Written task ::
From the entries that follow, list every line in which the string "Lawrence" appears.

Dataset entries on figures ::
────

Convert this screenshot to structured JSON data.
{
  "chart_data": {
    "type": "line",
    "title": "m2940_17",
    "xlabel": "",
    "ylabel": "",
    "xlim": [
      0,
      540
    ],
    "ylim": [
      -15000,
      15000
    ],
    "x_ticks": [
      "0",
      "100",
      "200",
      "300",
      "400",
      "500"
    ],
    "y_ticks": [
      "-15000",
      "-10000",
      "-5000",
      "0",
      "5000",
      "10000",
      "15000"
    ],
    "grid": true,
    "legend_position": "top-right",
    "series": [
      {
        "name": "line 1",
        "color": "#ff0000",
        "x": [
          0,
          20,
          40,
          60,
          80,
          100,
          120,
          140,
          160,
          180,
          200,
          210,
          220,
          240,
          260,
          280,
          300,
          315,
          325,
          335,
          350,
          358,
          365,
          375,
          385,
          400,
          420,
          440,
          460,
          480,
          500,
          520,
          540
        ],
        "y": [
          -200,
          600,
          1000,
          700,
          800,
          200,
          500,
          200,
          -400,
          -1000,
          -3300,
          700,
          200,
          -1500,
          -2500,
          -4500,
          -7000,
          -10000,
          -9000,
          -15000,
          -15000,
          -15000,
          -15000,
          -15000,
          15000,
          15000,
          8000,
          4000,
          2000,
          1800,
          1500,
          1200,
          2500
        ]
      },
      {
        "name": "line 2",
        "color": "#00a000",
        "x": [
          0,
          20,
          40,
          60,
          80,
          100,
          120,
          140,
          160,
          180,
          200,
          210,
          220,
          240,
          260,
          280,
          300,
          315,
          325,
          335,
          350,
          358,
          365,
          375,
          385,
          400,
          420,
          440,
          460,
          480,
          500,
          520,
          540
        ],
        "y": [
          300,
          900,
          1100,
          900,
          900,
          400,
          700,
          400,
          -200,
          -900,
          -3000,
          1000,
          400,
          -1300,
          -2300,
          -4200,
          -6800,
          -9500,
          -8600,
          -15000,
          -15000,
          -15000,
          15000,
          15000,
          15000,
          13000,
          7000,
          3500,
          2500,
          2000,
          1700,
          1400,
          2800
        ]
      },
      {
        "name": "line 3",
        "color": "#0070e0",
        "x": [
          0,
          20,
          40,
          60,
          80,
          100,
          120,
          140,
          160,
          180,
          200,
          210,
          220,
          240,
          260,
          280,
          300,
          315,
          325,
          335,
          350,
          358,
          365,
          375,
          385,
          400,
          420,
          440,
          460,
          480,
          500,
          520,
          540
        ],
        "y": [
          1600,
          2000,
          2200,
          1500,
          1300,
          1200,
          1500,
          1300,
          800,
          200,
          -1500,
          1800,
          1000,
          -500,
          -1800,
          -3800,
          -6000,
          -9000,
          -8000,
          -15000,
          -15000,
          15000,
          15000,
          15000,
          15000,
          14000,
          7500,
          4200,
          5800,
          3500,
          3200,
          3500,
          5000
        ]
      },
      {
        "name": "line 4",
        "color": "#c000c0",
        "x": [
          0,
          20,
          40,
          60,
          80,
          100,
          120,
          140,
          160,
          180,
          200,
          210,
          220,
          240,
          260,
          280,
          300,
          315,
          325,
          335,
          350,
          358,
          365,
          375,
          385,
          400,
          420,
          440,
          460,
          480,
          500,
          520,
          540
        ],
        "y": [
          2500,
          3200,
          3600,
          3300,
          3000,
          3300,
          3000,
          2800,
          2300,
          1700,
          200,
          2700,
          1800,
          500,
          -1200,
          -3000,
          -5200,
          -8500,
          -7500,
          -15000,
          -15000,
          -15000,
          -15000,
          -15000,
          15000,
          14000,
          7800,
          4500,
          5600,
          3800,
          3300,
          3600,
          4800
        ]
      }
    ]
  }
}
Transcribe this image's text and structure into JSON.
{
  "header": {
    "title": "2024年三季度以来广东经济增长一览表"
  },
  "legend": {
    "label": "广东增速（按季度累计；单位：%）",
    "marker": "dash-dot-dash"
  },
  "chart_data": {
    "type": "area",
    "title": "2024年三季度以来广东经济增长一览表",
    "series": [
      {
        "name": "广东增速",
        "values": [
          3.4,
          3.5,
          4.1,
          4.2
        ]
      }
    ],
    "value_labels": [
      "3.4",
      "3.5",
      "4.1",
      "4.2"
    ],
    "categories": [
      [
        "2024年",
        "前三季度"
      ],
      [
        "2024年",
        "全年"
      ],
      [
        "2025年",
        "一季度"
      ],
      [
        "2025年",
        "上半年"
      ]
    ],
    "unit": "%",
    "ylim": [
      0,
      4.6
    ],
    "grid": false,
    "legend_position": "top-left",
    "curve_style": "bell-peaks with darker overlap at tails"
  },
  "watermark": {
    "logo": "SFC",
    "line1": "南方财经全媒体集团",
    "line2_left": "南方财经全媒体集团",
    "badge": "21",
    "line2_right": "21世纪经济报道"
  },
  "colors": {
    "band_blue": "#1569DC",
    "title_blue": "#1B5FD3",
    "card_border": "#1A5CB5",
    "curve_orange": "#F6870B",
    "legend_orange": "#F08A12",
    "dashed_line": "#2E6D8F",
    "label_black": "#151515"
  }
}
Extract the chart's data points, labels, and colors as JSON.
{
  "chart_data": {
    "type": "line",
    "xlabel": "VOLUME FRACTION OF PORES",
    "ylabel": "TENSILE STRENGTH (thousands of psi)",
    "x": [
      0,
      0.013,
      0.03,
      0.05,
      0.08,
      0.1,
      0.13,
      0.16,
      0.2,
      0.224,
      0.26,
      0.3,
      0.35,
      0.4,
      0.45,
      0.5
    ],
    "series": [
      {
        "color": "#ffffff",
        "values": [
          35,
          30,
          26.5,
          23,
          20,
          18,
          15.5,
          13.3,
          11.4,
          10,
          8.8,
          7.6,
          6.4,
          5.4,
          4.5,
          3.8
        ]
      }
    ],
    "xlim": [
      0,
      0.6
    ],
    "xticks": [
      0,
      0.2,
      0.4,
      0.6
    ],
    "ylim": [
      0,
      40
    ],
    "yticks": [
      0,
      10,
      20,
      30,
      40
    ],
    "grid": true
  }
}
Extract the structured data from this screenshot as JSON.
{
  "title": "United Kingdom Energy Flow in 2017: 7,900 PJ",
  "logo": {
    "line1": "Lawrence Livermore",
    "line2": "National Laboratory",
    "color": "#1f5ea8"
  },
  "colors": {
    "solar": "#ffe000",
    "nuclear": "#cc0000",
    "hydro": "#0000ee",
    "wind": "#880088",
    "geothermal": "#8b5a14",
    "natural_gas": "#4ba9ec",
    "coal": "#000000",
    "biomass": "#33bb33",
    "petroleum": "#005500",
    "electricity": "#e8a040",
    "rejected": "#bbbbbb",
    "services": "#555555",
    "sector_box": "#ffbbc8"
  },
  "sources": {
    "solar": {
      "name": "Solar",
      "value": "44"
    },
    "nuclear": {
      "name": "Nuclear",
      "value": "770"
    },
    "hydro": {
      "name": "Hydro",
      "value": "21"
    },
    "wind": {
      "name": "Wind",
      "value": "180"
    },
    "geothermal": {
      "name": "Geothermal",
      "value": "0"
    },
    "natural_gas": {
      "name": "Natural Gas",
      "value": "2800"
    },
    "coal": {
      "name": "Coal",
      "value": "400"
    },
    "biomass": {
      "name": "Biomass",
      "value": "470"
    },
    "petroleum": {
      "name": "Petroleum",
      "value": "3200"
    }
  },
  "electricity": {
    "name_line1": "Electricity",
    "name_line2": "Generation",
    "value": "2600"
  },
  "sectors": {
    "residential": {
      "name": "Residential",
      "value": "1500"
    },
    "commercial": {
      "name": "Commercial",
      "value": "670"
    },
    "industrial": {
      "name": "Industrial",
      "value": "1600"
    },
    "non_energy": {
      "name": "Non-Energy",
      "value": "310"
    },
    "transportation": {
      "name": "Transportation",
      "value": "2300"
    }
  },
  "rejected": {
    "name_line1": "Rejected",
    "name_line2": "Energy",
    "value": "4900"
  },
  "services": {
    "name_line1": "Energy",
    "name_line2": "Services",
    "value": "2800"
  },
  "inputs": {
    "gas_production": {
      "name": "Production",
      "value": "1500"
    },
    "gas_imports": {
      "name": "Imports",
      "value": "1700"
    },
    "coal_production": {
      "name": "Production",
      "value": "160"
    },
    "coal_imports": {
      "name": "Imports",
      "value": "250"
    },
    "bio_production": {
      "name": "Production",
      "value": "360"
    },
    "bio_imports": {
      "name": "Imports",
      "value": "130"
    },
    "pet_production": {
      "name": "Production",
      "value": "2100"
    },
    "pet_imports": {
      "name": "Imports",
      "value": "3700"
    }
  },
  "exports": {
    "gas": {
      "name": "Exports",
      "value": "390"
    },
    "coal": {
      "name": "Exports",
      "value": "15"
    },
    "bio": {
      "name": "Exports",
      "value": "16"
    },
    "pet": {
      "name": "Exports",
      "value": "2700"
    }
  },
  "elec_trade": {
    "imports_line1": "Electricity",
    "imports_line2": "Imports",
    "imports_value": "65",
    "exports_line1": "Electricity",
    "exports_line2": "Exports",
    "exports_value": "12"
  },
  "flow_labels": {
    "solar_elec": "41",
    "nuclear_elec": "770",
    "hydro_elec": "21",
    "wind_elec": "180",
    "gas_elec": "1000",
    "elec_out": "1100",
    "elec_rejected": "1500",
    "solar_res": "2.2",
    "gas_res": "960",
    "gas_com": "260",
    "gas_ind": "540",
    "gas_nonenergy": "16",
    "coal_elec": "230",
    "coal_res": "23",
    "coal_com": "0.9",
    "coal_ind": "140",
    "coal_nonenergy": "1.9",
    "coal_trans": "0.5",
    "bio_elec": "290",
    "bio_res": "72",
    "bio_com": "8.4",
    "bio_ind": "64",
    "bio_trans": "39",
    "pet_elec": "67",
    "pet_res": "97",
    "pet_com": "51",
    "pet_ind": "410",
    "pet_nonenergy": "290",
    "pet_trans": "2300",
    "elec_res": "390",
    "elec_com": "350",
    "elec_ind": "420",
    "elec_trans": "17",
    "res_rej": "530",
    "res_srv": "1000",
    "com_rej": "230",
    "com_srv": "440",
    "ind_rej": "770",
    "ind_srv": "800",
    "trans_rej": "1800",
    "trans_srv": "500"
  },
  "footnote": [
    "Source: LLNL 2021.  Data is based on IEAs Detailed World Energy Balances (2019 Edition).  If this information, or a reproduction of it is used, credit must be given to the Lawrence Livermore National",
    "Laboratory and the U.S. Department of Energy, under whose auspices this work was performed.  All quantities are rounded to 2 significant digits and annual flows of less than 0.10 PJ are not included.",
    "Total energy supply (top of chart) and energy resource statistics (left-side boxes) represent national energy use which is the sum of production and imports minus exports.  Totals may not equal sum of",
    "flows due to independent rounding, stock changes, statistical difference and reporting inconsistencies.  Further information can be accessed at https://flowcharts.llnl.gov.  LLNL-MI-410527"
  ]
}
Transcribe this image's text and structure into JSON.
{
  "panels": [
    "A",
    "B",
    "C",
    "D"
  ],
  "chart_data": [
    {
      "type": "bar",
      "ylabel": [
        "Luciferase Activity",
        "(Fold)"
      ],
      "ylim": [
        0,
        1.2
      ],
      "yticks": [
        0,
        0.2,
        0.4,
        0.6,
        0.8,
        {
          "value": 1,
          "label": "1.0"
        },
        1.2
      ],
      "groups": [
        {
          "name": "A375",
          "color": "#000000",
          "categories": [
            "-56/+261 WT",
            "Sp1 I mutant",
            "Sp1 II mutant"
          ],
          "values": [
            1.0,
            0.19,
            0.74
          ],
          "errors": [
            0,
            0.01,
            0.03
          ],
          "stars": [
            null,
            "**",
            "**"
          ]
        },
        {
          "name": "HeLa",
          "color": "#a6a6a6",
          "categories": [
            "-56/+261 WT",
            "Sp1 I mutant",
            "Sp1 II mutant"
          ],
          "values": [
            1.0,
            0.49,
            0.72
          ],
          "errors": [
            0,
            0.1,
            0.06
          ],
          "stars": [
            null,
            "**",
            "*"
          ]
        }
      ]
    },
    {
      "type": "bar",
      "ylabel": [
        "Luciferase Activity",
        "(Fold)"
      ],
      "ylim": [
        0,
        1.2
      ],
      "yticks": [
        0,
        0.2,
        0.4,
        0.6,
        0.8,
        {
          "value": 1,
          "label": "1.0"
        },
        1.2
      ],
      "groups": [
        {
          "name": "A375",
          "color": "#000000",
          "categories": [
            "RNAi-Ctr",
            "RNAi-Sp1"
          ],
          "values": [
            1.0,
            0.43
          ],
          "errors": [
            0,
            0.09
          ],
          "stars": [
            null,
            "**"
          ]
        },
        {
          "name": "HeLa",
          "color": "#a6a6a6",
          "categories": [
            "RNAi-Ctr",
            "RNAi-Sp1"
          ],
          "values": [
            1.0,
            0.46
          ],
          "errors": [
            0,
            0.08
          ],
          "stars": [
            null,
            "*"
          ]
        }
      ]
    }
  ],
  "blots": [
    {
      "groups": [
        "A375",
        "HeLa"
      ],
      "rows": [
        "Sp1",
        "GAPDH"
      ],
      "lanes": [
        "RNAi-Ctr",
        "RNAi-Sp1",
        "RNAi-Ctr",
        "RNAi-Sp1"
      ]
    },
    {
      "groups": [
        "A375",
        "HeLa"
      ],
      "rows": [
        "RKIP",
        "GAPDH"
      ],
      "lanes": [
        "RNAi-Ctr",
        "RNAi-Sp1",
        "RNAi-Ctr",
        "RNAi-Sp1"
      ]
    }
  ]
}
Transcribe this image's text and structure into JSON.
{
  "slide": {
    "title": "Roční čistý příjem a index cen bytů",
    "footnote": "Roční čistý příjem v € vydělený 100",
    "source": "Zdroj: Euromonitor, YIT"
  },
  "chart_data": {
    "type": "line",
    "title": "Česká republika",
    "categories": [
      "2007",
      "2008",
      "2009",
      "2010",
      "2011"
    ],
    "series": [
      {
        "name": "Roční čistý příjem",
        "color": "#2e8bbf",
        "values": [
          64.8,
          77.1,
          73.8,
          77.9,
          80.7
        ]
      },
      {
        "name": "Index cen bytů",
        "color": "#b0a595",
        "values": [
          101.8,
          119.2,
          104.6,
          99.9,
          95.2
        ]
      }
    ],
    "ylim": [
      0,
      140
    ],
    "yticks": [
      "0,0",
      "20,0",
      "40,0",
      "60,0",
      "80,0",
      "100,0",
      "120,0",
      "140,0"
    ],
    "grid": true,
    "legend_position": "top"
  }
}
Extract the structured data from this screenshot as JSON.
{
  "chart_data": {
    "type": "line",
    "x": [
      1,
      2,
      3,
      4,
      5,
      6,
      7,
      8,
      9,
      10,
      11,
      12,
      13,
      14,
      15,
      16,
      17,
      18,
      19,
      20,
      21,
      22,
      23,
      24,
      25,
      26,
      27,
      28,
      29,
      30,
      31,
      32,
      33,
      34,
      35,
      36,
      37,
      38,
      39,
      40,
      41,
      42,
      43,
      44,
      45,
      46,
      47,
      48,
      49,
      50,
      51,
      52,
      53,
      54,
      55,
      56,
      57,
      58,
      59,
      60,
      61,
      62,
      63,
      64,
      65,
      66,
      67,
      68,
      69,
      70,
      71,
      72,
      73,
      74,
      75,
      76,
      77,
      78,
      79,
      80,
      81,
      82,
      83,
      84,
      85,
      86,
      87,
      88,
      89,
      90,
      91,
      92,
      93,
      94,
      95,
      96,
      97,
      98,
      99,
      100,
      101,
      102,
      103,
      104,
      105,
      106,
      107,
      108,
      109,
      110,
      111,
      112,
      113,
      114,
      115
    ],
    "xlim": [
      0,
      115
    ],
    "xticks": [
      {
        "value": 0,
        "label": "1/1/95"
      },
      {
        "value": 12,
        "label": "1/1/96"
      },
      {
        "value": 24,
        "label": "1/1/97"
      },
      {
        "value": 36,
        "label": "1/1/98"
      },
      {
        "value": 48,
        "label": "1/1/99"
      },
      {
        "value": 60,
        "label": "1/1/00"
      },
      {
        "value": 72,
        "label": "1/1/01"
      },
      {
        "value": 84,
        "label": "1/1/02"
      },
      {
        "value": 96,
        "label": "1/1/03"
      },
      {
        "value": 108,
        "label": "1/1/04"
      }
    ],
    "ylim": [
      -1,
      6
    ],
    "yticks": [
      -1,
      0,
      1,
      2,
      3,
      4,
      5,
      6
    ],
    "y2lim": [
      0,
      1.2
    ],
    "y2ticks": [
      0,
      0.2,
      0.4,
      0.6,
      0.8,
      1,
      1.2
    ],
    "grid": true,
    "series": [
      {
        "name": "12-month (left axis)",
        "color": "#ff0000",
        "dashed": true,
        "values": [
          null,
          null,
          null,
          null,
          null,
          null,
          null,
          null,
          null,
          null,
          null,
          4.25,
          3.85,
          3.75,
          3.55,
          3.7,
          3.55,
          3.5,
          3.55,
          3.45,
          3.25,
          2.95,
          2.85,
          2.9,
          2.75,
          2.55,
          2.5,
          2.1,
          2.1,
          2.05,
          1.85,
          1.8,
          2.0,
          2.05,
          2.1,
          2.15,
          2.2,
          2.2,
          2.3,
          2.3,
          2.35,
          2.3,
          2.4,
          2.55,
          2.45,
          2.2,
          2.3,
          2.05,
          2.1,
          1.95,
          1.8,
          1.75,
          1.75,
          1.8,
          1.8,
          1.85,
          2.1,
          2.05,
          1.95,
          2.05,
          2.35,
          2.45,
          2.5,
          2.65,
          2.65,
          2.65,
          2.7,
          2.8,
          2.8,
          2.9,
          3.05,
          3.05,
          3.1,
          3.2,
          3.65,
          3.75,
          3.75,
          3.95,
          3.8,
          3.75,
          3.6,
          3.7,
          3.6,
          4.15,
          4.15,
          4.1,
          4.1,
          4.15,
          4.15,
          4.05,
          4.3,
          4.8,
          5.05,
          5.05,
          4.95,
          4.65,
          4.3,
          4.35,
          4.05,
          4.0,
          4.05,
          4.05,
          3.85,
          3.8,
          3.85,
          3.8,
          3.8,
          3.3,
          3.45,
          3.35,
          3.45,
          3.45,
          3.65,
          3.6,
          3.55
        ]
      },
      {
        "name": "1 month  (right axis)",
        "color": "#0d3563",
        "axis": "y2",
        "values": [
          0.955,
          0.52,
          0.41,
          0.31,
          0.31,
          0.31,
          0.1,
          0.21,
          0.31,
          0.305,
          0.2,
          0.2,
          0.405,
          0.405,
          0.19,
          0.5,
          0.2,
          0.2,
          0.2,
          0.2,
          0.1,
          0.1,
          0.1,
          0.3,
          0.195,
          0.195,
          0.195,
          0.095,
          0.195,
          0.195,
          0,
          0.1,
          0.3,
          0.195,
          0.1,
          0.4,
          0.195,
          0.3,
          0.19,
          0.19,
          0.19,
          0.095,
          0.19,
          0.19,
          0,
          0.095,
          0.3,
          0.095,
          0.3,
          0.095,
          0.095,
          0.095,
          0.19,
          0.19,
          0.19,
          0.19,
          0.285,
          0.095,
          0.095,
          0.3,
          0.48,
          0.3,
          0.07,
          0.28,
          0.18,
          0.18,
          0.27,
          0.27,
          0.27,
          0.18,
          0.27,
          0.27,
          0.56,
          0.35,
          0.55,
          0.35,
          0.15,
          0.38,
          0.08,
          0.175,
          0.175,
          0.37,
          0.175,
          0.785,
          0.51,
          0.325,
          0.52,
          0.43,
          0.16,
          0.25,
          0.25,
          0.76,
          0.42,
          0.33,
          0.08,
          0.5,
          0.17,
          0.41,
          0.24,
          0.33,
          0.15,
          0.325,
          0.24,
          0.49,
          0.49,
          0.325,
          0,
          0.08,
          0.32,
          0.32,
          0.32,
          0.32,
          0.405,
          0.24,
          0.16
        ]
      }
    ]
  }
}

────

Output for this exercise ::
    "line1": "Lawrence Livermore",
    "Source: LLNL 2021.  Data is based on IEAs Detailed World Energy Balances (2019 Edition).  If this information, or a reproduction of it is used, credit must be given to the Lawrence Livermore National",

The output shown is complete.